◆ RECORDS PROVIDED
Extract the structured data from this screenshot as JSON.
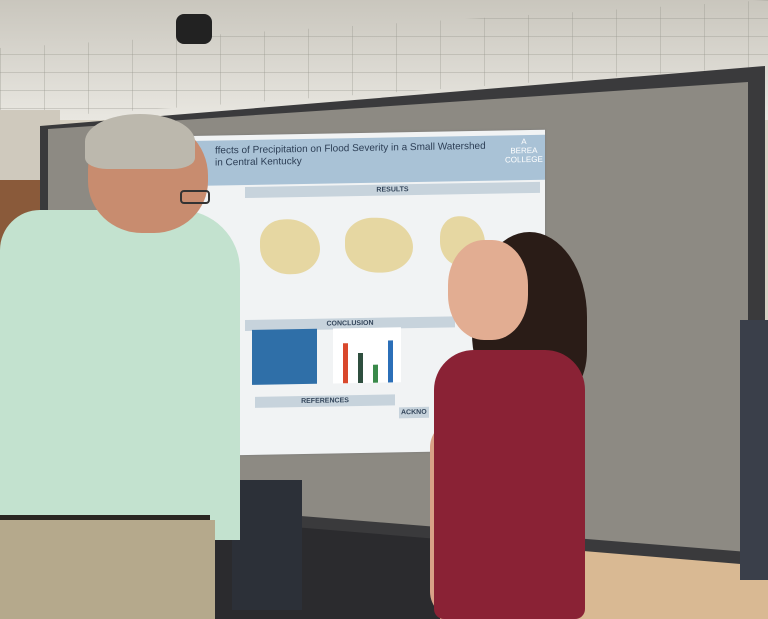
{
  "poster": {
    "title": "ffects of Precipitation on Flood Severity in a Small Watershed in Central Kentucky",
    "logo": "A BEREA COLLEGE",
    "sections": {
      "results": "RESULTS",
      "conclusion": "CONCLUSION",
      "references": "REFERENCES",
      "acknowledgements": "ACKNO"
    }
  },
  "colors": {
    "poster_header": "#a9c2d6",
    "board": "#8d8a83",
    "shirt": "#c3e2cf",
    "top": "#8a2235"
  }
}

◆ DIRECTIONS
Set the entries down again exactly. Do not include the images.

◆ FULL RESPONSE
Extract the structured data from this screenshot as JSON.
{
  "poster": {
    "title": "ffects of Precipitation on Flood Severity in a Small Watershed in Central Kentucky",
    "logo": "A BEREA COLLEGE",
    "sections": {
      "results": "RESULTS",
      "conclusion": "CONCLUSION",
      "references": "REFERENCES",
      "acknowledgements": "ACKNO"
    }
  },
  "colors": {
    "poster_header": "#a9c2d6",
    "board": "#8d8a83",
    "shirt": "#c3e2cf",
    "top": "#8a2235"
  }
}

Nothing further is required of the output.